--- Start of EXTRACTED INFORMATION ---

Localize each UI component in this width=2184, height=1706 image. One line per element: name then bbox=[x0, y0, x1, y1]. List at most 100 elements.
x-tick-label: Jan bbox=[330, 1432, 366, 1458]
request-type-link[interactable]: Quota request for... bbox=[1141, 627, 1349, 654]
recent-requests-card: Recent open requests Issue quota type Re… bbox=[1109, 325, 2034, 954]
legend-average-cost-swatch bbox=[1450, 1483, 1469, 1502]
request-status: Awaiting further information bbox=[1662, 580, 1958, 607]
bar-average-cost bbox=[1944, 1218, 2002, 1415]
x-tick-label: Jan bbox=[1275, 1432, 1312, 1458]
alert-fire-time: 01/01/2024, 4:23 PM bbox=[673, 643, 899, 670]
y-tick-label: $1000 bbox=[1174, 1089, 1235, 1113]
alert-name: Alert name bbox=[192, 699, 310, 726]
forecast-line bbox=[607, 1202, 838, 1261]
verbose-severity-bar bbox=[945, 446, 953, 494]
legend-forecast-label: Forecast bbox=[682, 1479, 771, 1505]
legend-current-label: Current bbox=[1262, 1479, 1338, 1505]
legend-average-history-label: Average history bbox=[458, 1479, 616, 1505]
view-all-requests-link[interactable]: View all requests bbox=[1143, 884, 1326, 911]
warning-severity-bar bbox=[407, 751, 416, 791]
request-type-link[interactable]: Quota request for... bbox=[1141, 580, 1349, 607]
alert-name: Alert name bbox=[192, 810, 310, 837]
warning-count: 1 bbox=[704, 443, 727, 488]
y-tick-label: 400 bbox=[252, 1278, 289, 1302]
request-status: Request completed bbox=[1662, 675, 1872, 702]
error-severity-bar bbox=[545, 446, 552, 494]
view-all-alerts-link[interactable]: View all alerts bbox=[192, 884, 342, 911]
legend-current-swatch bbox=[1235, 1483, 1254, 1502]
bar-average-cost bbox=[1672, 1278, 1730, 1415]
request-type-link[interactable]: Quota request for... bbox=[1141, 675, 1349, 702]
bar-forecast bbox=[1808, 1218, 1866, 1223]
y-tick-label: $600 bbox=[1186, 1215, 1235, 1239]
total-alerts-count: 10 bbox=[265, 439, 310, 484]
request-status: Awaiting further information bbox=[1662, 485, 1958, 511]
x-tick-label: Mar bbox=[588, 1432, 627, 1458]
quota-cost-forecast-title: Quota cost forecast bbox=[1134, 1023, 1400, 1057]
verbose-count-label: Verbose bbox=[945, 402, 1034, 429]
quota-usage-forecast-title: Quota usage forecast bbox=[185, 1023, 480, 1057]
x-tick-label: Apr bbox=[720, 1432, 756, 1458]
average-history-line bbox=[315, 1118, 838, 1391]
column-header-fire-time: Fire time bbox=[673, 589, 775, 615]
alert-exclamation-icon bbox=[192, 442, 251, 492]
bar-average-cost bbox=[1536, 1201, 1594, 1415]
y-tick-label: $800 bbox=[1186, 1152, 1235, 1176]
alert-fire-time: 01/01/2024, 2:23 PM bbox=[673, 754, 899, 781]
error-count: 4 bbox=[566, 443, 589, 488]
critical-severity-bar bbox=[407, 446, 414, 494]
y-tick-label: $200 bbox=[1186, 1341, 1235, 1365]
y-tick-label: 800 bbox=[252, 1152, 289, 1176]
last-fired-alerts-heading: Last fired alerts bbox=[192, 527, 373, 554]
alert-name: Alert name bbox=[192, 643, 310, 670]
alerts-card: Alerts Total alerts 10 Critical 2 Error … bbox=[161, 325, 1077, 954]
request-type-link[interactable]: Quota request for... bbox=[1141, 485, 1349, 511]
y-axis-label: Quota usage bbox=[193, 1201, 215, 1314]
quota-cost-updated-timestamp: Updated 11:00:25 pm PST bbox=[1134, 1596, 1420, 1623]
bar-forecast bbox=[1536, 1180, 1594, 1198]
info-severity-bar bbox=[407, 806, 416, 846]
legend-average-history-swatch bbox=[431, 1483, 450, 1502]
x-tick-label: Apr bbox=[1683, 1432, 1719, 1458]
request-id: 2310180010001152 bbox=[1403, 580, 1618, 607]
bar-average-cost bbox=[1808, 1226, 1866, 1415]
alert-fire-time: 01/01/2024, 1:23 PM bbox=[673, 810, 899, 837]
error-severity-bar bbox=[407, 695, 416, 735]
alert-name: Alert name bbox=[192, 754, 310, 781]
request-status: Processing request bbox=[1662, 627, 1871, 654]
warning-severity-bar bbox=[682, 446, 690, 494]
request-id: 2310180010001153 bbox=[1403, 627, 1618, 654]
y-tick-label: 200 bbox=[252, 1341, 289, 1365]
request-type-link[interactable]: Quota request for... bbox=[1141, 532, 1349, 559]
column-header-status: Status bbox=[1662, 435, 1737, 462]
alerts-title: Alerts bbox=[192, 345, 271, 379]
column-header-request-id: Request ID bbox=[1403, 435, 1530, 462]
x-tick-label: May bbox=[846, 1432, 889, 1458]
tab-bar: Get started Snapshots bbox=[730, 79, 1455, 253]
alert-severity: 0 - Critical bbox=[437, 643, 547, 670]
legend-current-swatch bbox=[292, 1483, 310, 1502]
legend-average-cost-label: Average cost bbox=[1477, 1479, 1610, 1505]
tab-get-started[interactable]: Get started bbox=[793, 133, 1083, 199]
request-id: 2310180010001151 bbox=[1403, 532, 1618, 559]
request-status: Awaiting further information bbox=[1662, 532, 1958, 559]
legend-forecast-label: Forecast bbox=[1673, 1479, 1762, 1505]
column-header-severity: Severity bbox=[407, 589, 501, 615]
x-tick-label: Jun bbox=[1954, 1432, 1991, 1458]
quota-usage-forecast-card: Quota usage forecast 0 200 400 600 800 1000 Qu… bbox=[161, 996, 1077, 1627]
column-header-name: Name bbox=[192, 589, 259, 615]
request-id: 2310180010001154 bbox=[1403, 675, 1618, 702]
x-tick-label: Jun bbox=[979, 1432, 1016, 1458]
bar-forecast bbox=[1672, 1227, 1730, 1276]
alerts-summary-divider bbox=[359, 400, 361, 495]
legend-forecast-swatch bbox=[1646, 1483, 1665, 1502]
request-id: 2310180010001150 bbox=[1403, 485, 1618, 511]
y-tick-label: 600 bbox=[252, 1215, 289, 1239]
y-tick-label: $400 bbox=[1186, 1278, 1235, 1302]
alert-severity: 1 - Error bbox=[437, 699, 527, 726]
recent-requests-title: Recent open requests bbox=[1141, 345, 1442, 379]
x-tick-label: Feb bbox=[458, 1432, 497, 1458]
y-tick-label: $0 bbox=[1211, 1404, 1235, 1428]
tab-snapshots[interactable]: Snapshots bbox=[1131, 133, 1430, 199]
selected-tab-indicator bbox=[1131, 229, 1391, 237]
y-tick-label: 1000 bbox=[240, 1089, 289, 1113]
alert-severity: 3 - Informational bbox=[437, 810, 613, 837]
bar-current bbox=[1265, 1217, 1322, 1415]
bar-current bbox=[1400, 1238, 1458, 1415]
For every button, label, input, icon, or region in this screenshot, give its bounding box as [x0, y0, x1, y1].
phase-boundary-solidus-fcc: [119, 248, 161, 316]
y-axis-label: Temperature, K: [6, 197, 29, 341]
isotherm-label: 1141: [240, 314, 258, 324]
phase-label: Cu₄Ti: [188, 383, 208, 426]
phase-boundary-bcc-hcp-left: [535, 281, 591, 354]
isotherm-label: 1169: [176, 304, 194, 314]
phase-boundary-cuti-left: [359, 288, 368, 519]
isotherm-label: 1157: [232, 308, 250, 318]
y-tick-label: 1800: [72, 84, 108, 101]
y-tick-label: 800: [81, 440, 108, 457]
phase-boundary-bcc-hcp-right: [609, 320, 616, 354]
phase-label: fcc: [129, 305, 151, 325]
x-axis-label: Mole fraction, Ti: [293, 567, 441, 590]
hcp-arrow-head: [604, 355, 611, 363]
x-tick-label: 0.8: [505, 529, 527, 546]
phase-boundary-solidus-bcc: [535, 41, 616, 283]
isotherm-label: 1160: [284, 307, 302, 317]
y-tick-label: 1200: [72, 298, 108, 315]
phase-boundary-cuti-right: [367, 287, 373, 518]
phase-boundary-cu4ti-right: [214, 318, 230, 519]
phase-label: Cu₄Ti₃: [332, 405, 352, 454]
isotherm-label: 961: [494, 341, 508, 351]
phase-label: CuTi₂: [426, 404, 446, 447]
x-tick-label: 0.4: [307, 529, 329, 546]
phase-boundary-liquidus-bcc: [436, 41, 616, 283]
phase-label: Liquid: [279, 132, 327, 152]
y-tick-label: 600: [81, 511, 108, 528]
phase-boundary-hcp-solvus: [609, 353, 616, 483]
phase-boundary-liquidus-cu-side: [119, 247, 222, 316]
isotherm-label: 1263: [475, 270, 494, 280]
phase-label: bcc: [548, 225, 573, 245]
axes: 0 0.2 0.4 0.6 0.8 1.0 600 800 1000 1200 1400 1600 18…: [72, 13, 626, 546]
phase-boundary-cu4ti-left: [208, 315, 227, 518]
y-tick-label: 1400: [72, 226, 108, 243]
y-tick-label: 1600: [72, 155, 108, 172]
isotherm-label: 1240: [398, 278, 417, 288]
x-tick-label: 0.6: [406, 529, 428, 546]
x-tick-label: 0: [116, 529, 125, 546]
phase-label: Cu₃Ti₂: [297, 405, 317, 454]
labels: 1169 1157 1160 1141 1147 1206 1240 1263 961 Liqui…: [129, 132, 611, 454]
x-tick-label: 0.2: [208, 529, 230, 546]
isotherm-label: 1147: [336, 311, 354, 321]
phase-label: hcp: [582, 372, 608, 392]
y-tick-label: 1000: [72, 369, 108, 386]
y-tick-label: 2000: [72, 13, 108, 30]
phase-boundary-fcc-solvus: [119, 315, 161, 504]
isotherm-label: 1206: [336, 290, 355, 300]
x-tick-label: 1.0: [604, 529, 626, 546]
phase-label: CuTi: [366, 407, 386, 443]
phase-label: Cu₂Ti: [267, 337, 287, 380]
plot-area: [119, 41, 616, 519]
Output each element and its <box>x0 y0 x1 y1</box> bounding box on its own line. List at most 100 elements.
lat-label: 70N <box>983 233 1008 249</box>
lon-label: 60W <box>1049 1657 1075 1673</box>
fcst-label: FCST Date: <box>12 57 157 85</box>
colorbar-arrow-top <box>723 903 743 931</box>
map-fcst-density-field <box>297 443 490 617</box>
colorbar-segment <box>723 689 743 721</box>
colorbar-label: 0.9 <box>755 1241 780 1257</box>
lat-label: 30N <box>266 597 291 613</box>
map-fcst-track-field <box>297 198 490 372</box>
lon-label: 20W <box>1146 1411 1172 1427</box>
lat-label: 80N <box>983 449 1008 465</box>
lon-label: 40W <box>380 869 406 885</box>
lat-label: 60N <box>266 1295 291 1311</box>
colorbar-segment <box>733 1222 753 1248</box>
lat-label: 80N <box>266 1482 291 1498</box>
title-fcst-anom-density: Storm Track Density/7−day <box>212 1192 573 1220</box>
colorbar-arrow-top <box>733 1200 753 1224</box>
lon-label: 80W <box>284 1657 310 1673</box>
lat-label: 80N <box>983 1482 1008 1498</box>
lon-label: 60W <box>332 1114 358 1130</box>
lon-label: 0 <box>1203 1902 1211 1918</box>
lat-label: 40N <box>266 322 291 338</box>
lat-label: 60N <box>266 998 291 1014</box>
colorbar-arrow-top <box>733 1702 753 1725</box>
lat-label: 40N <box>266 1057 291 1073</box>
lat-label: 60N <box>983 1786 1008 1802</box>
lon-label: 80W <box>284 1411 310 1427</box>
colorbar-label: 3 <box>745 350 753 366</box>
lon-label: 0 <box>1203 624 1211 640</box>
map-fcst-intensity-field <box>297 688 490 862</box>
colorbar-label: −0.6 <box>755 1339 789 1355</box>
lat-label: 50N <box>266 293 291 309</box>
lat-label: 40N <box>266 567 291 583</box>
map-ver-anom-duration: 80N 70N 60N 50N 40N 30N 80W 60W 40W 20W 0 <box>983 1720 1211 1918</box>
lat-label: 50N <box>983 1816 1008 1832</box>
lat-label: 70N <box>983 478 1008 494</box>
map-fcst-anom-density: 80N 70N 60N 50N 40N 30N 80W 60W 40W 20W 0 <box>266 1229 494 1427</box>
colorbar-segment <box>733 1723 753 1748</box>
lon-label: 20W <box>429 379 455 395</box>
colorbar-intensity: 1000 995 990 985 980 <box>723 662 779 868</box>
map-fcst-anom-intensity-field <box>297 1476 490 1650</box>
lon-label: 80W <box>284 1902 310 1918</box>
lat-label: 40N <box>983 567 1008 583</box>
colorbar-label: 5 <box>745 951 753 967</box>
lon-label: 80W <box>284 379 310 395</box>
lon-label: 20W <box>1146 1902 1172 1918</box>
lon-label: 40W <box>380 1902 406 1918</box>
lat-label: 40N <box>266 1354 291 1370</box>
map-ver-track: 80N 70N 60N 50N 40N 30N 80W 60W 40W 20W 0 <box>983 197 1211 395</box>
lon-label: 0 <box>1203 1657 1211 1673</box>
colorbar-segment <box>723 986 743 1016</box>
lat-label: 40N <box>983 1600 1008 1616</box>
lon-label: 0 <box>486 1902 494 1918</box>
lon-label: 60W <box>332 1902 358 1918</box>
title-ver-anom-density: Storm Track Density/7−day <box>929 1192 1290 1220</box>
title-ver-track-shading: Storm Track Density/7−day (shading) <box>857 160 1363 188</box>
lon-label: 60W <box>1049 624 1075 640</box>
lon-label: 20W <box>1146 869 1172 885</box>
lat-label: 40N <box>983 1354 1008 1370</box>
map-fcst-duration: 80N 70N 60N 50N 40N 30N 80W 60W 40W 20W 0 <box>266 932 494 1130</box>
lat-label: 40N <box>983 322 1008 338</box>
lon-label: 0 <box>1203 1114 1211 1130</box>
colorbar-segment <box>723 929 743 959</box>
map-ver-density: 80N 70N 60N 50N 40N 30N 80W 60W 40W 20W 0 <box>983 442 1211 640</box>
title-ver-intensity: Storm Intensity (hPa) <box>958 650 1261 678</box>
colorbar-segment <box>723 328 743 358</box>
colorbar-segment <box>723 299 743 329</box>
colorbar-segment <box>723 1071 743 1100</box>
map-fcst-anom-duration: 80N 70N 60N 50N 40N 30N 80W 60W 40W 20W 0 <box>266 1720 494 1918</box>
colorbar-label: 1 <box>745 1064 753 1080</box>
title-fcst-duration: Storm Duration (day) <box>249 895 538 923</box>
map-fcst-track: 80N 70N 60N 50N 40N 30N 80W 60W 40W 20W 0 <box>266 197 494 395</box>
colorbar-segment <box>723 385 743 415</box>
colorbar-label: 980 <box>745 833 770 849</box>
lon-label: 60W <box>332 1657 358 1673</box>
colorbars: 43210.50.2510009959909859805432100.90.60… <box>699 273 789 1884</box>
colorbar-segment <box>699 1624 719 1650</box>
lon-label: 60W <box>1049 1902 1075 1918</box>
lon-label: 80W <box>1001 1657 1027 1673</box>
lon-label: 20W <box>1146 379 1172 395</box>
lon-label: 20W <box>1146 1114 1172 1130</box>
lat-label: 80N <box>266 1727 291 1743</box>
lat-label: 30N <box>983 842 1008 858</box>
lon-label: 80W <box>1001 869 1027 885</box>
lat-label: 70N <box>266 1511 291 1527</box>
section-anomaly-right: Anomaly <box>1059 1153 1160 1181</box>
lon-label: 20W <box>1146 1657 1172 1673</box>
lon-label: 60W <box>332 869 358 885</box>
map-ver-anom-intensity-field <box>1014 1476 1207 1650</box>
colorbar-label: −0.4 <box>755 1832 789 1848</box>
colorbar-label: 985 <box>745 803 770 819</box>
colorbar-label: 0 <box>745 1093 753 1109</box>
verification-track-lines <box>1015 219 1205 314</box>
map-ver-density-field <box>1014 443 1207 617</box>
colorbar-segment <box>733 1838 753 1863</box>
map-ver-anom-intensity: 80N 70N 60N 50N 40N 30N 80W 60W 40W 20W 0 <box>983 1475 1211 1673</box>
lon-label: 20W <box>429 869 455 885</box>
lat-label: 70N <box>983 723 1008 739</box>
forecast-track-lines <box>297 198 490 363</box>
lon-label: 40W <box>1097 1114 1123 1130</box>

--- End of EXTRACTED INFORMATION ---

PROBLEM DESCRIPTION → Which lines of the records contain the string "liquidus"? Extract each of them.

THE RESPONSE →
phase-boundary-liquidus-bcc: [436, 41, 616, 283]
phase-boundary-liquidus-cu-side: [119, 247, 222, 316]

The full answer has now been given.